YOUR TASK: Return the listing below word for word.

MATERIAL SHOWN:
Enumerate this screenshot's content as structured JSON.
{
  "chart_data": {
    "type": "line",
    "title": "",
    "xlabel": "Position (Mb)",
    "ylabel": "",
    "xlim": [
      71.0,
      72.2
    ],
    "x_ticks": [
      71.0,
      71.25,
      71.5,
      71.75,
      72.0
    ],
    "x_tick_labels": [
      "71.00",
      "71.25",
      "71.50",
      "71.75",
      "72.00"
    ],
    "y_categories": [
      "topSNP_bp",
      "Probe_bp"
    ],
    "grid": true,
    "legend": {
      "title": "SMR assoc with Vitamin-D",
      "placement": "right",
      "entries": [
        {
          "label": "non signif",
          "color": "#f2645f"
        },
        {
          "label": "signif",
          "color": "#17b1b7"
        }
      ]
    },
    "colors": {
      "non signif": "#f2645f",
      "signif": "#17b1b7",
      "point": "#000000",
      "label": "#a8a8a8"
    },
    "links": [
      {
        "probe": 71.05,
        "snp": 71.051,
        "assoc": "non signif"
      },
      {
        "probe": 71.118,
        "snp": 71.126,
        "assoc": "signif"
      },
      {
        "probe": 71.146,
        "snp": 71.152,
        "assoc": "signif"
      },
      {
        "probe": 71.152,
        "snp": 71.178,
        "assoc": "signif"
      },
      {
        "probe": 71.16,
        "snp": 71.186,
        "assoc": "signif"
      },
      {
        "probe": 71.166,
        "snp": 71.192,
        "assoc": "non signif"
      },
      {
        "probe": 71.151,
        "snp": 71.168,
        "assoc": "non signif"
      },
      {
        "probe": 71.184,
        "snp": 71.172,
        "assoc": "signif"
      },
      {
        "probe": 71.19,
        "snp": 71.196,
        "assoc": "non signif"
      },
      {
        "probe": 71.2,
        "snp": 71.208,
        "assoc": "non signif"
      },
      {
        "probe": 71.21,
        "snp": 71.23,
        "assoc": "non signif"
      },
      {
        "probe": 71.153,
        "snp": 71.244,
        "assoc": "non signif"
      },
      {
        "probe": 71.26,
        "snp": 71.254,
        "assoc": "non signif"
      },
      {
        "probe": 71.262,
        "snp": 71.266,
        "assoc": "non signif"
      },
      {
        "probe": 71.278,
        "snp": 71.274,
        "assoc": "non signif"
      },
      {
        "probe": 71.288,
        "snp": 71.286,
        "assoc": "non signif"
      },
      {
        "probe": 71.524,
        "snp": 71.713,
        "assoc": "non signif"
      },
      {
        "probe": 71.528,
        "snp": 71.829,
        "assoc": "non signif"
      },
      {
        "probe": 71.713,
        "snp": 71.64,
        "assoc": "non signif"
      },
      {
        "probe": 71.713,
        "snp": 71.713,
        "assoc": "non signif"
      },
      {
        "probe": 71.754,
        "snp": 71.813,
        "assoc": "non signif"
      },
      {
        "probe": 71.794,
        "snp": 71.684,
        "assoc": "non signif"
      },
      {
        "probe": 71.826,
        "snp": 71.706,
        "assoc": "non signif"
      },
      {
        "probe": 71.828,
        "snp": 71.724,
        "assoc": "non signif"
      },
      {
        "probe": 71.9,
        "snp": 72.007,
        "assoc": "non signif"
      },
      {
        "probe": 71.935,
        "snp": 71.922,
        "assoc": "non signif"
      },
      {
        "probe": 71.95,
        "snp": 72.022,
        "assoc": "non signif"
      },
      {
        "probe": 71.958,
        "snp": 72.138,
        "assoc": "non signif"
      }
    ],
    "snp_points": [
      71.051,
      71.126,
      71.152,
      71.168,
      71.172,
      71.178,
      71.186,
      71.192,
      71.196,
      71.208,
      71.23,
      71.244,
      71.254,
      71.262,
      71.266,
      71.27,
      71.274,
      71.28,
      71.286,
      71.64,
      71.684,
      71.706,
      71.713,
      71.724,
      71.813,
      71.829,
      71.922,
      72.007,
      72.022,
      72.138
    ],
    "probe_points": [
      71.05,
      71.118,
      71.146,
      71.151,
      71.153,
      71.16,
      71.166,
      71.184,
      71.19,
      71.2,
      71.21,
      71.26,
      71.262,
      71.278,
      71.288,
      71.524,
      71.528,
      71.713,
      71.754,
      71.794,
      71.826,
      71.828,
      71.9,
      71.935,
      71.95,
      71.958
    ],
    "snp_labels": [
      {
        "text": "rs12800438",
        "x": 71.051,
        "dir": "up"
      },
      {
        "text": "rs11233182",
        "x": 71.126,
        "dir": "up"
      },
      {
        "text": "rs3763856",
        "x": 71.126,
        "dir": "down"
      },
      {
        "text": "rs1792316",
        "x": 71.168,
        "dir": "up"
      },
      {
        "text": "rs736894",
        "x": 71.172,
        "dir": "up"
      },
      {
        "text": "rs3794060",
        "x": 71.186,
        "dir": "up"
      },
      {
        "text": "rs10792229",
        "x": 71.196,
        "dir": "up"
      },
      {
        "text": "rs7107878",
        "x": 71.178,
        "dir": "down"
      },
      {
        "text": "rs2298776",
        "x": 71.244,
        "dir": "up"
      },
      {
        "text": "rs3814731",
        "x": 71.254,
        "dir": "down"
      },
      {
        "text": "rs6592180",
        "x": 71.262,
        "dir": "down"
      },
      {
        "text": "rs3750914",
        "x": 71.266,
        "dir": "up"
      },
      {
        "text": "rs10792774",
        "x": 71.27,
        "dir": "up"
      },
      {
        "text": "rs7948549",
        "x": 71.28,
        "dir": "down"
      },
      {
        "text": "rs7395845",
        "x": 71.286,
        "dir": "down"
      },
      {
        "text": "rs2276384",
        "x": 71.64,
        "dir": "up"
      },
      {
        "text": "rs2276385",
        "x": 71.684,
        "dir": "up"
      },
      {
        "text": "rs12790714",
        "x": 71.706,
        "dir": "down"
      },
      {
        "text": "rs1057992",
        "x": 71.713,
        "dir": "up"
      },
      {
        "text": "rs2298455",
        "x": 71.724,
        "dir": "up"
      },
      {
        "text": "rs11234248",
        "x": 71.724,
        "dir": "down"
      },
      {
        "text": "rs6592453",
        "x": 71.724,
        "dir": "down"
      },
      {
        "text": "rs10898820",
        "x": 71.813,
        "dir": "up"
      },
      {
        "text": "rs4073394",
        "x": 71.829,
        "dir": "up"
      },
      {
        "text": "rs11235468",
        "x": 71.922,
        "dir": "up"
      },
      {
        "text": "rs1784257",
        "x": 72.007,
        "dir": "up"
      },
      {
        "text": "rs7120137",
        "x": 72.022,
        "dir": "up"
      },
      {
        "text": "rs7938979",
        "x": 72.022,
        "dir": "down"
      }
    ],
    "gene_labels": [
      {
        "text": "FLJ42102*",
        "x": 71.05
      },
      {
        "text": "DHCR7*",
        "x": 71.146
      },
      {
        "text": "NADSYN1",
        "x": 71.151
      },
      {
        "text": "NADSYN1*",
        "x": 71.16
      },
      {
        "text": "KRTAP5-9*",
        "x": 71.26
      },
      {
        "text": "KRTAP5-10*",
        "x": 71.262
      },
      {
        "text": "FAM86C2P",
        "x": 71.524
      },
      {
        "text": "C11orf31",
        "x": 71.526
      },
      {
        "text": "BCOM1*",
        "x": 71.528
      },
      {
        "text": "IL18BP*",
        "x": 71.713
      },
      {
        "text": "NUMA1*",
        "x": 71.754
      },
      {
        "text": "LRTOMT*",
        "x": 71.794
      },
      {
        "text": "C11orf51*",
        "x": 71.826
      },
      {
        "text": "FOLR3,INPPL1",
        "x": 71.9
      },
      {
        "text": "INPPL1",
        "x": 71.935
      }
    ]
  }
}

REPLY:
Enumerate this screenshot's content as structured JSON.
{
  "chart_data": {
    "type": "line",
    "title": "",
    "xlabel": "Position (Mb)",
    "ylabel": "",
    "xlim": [
      71.0,
      72.2
    ],
    "x_ticks": [
      71.0,
      71.25,
      71.5,
      71.75,
      72.0
    ],
    "x_tick_labels": [
      "71.00",
      "71.25",
      "71.50",
      "71.75",
      "72.00"
    ],
    "y_categories": [
      "topSNP_bp",
      "Probe_bp"
    ],
    "grid": true,
    "legend": {
      "title": "SMR assoc with Vitamin-D",
      "placement": "right",
      "entries": [
        {
          "label": "non signif",
          "color": "#f2645f"
        },
        {
          "label": "signif",
          "color": "#17b1b7"
        }
      ]
    },
    "colors": {
      "non signif": "#f2645f",
      "signif": "#17b1b7",
      "point": "#000000",
      "label": "#a8a8a8"
    },
    "links": [
      {
        "probe": 71.05,
        "snp": 71.051,
        "assoc": "non signif"
      },
      {
        "probe": 71.118,
        "snp": 71.126,
        "assoc": "signif"
      },
      {
        "probe": 71.146,
        "snp": 71.152,
        "assoc": "signif"
      },
      {
        "probe": 71.152,
        "snp": 71.178,
        "assoc": "signif"
      },
      {
        "probe": 71.16,
        "snp": 71.186,
        "assoc": "signif"
      },
      {
        "probe": 71.166,
        "snp": 71.192,
        "assoc": "non signif"
      },
      {
        "probe": 71.151,
        "snp": 71.168,
        "assoc": "non signif"
      },
      {
        "probe": 71.184,
        "snp": 71.172,
        "assoc": "signif"
      },
      {
        "probe": 71.19,
        "snp": 71.196,
        "assoc": "non signif"
      },
      {
        "probe": 71.2,
        "snp": 71.208,
        "assoc": "non signif"
      },
      {
        "probe": 71.21,
        "snp": 71.23,
        "assoc": "non signif"
      },
      {
        "probe": 71.153,
        "snp": 71.244,
        "assoc": "non signif"
      },
      {
        "probe": 71.26,
        "snp": 71.254,
        "assoc": "non signif"
      },
      {
        "probe": 71.262,
        "snp": 71.266,
        "assoc": "non signif"
      },
      {
        "probe": 71.278,
        "snp": 71.274,
        "assoc": "non signif"
      },
      {
        "probe": 71.288,
        "snp": 71.286,
        "assoc": "non signif"
      },
      {
        "probe": 71.524,
        "snp": 71.713,
        "assoc": "non signif"
      },
      {
        "probe": 71.528,
        "snp": 71.829,
        "assoc": "non signif"
      },
      {
        "probe": 71.713,
        "snp": 71.64,
        "assoc": "non signif"
      },
      {
        "probe": 71.713,
        "snp": 71.713,
        "assoc": "non signif"
      },
      {
        "probe": 71.754,
        "snp": 71.813,
        "assoc": "non signif"
      },
      {
        "probe": 71.794,
        "snp": 71.684,
        "assoc": "non signif"
      },
      {
        "probe": 71.826,
        "snp": 71.706,
        "assoc": "non signif"
      },
      {
        "probe": 71.828,
        "snp": 71.724,
        "assoc": "non signif"
      },
      {
        "probe": 71.9,
        "snp": 72.007,
        "assoc": "non signif"
      },
      {
        "probe": 71.935,
        "snp": 71.922,
        "assoc": "non signif"
      },
      {
        "probe": 71.95,
        "snp": 72.022,
        "assoc": "non signif"
      },
      {
        "probe": 71.958,
        "snp": 72.138,
        "assoc": "non signif"
      }
    ],
    "snp_points": [
      71.051,
      71.126,
      71.152,
      71.168,
      71.172,
      71.178,
      71.186,
      71.192,
      71.196,
      71.208,
      71.23,
      71.244,
      71.254,
      71.262,
      71.266,
      71.27,
      71.274,
      71.28,
      71.286,
      71.64,
      71.684,
      71.706,
      71.713,
      71.724,
      71.813,
      71.829,
      71.922,
      72.007,
      72.022,
      72.138
    ],
    "probe_points": [
      71.05,
      71.118,
      71.146,
      71.151,
      71.153,
      71.16,
      71.166,
      71.184,
      71.19,
      71.2,
      71.21,
      71.26,
      71.262,
      71.278,
      71.288,
      71.524,
      71.528,
      71.713,
      71.754,
      71.794,
      71.826,
      71.828,
      71.9,
      71.935,
      71.95,
      71.958
    ],
    "snp_labels": [
      {
        "text": "rs12800438",
        "x": 71.051,
        "dir": "up"
      },
      {
        "text": "rs11233182",
        "x": 71.126,
        "dir": "up"
      },
      {
        "text": "rs3763856",
        "x": 71.126,
        "dir": "down"
      },
      {
        "text": "rs1792316",
        "x": 71.168,
        "dir": "up"
      },
      {
        "text": "rs736894",
        "x": 71.172,
        "dir": "up"
      },
      {
        "text": "rs3794060",
        "x": 71.186,
        "dir": "up"
      },
      {
        "text": "rs10792229",
        "x": 71.196,
        "dir": "up"
      },
      {
        "text": "rs7107878",
        "x": 71.178,
        "dir": "down"
      },
      {
        "text": "rs2298776",
        "x": 71.244,
        "dir": "up"
      },
      {
        "text": "rs3814731",
        "x": 71.254,
        "dir": "down"
      },
      {
        "text": "rs6592180",
        "x": 71.262,
        "dir": "down"
      },
      {
        "text": "rs3750914",
        "x": 71.266,
        "dir": "up"
      },
      {
        "text": "rs10792774",
        "x": 71.27,
        "dir": "up"
      },
      {
        "text": "rs7948549",
        "x": 71.28,
        "dir": "down"
      },
      {
        "text": "rs7395845",
        "x": 71.286,
        "dir": "down"
      },
      {
        "text": "rs2276384",
        "x": 71.64,
        "dir": "up"
      },
      {
        "text": "rs2276385",
        "x": 71.684,
        "dir": "up"
      },
      {
        "text": "rs12790714",
        "x": 71.706,
        "dir": "down"
      },
      {
        "text": "rs1057992",
        "x": 71.713,
        "dir": "up"
      },
      {
        "text": "rs2298455",
        "x": 71.724,
        "dir": "up"
      },
      {
        "text": "rs11234248",
        "x": 71.724,
        "dir": "down"
      },
      {
        "text": "rs6592453",
        "x": 71.724,
        "dir": "down"
      },
      {
        "text": "rs10898820",
        "x": 71.813,
        "dir": "up"
      },
      {
        "text": "rs4073394",
        "x": 71.829,
        "dir": "up"
      },
      {
        "text": "rs11235468",
        "x": 71.922,
        "dir": "up"
      },
      {
        "text": "rs1784257",
        "x": 72.007,
        "dir": "up"
      },
      {
        "text": "rs7120137",
        "x": 72.022,
        "dir": "up"
      },
      {
        "text": "rs7938979",
        "x": 72.022,
        "dir": "down"
      }
    ],
    "gene_labels": [
      {
        "text": "FLJ42102*",
        "x": 71.05
      },
      {
        "text": "DHCR7*",
        "x": 71.146
      },
      {
        "text": "NADSYN1",
        "x": 71.151
      },
      {
        "text": "NADSYN1*",
        "x": 71.16
      },
      {
        "text": "KRTAP5-9*",
        "x": 71.26
      },
      {
        "text": "KRTAP5-10*",
        "x": 71.262
      },
      {
        "text": "FAM86C2P",
        "x": 71.524
      },
      {
        "text": "C11orf31",
        "x": 71.526
      },
      {
        "text": "BCOM1*",
        "x": 71.528
      },
      {
        "text": "IL18BP*",
        "x": 71.713
      },
      {
        "text": "NUMA1*",
        "x": 71.754
      },
      {
        "text": "LRTOMT*",
        "x": 71.794
      },
      {
        "text": "C11orf51*",
        "x": 71.826
      },
      {
        "text": "FOLR3,INPPL1",
        "x": 71.9
      },
      {
        "text": "INPPL1",
        "x": 71.935
      }
    ]
  }
}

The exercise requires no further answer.